• **Exercise goal**
Look through the data below and return each line where "trưởng" appears.

• **Rows**
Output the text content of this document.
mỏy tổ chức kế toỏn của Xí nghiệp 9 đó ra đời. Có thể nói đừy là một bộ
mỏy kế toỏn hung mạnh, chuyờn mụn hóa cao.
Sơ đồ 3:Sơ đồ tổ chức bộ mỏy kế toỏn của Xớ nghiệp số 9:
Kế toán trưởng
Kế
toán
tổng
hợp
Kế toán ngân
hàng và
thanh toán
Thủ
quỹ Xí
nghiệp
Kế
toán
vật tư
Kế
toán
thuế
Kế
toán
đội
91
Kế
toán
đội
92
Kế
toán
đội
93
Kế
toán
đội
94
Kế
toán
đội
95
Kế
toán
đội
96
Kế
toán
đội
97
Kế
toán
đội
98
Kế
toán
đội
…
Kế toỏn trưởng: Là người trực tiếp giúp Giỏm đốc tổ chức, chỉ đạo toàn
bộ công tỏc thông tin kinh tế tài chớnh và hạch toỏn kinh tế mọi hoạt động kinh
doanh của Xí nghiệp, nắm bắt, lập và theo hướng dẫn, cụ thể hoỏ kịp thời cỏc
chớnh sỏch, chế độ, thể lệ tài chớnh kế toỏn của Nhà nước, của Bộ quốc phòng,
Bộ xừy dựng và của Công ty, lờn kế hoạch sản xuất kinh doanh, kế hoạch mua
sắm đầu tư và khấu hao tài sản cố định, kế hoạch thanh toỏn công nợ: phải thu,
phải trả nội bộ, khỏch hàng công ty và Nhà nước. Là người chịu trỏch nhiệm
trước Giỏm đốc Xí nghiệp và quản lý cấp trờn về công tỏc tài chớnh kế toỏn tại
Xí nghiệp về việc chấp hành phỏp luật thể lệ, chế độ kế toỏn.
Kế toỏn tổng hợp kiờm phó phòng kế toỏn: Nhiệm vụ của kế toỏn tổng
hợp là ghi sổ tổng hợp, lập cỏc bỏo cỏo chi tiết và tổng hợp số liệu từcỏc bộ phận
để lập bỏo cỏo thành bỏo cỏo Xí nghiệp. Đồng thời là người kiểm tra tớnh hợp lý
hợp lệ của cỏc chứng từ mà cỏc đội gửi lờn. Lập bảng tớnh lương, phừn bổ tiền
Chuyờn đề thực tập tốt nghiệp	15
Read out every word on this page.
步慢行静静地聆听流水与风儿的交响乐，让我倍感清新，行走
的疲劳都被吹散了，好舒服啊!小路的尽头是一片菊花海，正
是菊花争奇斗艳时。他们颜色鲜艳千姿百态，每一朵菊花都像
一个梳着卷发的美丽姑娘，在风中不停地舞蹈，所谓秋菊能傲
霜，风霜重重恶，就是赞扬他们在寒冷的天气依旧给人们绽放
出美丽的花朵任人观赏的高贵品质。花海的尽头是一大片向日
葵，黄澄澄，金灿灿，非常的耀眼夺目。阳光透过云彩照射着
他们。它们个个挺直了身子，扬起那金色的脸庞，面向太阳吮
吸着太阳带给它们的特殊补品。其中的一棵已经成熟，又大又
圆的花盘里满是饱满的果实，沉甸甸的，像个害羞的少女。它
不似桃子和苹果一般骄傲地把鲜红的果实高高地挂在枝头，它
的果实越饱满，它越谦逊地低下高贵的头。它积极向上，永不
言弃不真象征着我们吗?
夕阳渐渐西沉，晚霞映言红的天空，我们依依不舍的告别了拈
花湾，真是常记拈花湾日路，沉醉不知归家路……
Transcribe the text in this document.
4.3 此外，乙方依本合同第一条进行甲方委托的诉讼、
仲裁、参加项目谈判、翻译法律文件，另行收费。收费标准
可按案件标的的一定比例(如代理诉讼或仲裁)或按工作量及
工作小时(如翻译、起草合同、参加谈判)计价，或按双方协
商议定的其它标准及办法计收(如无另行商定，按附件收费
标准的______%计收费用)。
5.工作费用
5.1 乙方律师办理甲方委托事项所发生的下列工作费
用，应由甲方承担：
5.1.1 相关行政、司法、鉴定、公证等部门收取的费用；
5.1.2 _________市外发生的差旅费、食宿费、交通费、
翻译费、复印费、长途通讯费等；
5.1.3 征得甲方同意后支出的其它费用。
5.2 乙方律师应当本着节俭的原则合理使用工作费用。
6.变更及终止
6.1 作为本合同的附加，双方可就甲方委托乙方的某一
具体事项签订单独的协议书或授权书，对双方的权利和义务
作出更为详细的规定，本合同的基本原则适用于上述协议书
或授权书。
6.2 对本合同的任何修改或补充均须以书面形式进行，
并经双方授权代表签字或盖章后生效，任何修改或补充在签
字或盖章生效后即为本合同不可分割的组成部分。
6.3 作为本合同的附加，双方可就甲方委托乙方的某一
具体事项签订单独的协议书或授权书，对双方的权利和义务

• **In response**
Kế toán trưởng
Kế toỏn trưởng: Là người trực tiếp giúp Giỏm đốc tổ chức, chỉ đạo toàn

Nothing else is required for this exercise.